_PROVIDED RECORDS_
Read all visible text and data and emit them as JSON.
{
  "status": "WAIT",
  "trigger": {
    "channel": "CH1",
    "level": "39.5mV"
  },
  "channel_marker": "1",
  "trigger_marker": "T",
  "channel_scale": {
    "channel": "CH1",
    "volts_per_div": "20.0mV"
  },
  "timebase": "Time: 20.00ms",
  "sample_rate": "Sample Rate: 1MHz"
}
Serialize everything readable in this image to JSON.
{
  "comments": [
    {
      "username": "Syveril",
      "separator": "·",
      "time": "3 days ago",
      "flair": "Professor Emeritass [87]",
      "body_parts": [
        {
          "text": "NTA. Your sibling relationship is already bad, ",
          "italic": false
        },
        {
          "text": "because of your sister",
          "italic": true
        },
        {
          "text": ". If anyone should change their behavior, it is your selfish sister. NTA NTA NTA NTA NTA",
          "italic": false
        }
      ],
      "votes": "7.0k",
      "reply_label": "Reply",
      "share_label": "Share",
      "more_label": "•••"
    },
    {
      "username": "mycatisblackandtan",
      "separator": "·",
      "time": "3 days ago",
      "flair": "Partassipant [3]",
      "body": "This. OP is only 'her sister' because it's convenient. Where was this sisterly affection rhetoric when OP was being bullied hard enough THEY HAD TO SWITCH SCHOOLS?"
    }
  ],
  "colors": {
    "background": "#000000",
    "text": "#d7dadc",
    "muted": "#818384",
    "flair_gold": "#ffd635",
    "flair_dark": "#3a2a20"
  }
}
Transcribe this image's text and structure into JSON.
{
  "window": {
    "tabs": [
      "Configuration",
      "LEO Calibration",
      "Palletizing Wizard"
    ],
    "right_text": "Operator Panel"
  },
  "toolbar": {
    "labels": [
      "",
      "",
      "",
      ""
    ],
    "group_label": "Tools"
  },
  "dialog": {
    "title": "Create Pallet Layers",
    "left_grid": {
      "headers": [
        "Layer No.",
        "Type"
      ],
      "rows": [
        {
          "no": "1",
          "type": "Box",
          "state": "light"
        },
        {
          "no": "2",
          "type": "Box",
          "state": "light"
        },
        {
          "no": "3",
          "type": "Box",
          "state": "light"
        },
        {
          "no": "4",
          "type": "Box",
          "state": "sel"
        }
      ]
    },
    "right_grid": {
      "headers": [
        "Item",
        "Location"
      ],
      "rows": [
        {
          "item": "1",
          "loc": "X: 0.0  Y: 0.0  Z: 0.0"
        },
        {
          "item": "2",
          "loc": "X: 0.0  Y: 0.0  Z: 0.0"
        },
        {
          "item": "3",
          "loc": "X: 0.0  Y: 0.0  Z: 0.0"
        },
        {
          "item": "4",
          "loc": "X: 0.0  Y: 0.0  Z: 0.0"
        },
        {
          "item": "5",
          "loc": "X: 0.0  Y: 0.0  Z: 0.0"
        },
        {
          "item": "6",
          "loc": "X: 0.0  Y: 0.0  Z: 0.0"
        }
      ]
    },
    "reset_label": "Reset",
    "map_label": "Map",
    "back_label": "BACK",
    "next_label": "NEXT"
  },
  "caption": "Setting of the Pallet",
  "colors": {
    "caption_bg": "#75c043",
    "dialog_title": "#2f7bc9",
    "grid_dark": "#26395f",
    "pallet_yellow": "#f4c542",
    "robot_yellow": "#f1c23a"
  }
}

_INSTRUCTION_
Find the string "because" in the entries above and return each line that holds it.

_REPLY_
          "text": "because of your sister",
      "body": "This. OP is only 'her sister' because it's convenient. Where was this sisterly affection rhetoric when OP was being bullied hard enough THEY HAD TO SWITCH SCHOOLS?"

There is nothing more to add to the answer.